• Stored items from a collection
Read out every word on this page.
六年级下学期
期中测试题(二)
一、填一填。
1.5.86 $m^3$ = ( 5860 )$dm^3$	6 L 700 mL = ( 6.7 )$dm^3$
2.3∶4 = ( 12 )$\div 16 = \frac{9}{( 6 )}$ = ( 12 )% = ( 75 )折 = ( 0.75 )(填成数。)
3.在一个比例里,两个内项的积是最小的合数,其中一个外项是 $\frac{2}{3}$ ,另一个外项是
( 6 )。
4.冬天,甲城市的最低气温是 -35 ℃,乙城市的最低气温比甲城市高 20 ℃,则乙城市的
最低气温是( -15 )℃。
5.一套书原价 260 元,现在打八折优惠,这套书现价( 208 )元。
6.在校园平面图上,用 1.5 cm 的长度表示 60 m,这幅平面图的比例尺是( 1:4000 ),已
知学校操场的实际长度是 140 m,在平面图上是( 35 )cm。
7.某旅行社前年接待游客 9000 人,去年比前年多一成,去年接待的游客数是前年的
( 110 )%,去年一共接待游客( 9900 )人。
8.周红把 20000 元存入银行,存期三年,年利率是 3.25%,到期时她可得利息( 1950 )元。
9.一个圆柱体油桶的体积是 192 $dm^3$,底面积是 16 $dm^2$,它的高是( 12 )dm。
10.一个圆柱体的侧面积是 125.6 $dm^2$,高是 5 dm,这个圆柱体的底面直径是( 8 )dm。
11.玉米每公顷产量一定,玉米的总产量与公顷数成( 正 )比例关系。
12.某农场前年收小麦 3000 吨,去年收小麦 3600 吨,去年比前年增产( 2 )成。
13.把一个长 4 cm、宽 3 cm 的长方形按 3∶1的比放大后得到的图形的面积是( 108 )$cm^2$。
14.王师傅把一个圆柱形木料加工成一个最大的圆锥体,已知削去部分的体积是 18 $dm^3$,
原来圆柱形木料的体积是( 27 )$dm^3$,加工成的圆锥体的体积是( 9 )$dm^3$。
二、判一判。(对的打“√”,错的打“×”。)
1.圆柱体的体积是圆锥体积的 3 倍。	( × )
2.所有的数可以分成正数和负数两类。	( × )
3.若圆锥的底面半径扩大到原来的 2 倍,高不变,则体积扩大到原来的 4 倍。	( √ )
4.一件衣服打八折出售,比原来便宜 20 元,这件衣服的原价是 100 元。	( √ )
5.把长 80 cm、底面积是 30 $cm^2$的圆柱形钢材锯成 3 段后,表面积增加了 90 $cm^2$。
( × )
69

• What you are asked to do
Restate the data above exactly, keeping each word as it stands.

• Exercise result
Read out every word on this page.
六年级下学期
期中测试题(二)
一、填一填。
1.5.86 $m^3$ = ( 5860 )$dm^3$	6 L 700 mL = ( 6.7 )$dm^3$
2.3∶4 = ( 12 )$\div 16 = \frac{9}{( 6 )}$ = ( 12 )% = ( 75 )折 = ( 0.75 )(填成数。)
3.在一个比例里,两个内项的积是最小的合数,其中一个外项是 $\frac{2}{3}$ ,另一个外项是
( 6 )。
4.冬天,甲城市的最低气温是 -35 ℃,乙城市的最低气温比甲城市高 20 ℃,则乙城市的
最低气温是( -15 )℃。
5.一套书原价 260 元,现在打八折优惠,这套书现价( 208 )元。
6.在校园平面图上,用 1.5 cm 的长度表示 60 m,这幅平面图的比例尺是( 1:4000 ),已
知学校操场的实际长度是 140 m,在平面图上是( 35 )cm。
7.某旅行社前年接待游客 9000 人,去年比前年多一成,去年接待的游客数是前年的
( 110 )%,去年一共接待游客( 9900 )人。
8.周红把 20000 元存入银行,存期三年,年利率是 3.25%,到期时她可得利息( 1950 )元。
9.一个圆柱体油桶的体积是 192 $dm^3$,底面积是 16 $dm^2$,它的高是( 12 )dm。
10.一个圆柱体的侧面积是 125.6 $dm^2$,高是 5 dm,这个圆柱体的底面直径是( 8 )dm。
11.玉米每公顷产量一定,玉米的总产量与公顷数成( 正 )比例关系。
12.某农场前年收小麦 3000 吨,去年收小麦 3600 吨,去年比前年增产( 2 )成。
13.把一个长 4 cm、宽 3 cm 的长方形按 3∶1的比放大后得到的图形的面积是( 108 )$cm^2$。
14.王师傅把一个圆柱形木料加工成一个最大的圆锥体,已知削去部分的体积是 18 $dm^3$,
原来圆柱形木料的体积是( 27 )$dm^3$,加工成的圆锥体的体积是( 9 )$dm^3$。
二、判一判。(对的打“√”,错的打“×”。)
1.圆柱体的体积是圆锥体积的 3 倍。	( × )
2.所有的数可以分成正数和负数两类。	( × )
3.若圆锥的底面半径扩大到原来的 2 倍,高不变,则体积扩大到原来的 4 倍。	( √ )
4.一件衣服打八折出售,比原来便宜 20 元,这件衣服的原价是 100 元。	( √ )
5.把长 80 cm、底面积是 30 $cm^2$的圆柱形钢材锯成 3 段后,表面积增加了 90 $cm^2$。
( × )
69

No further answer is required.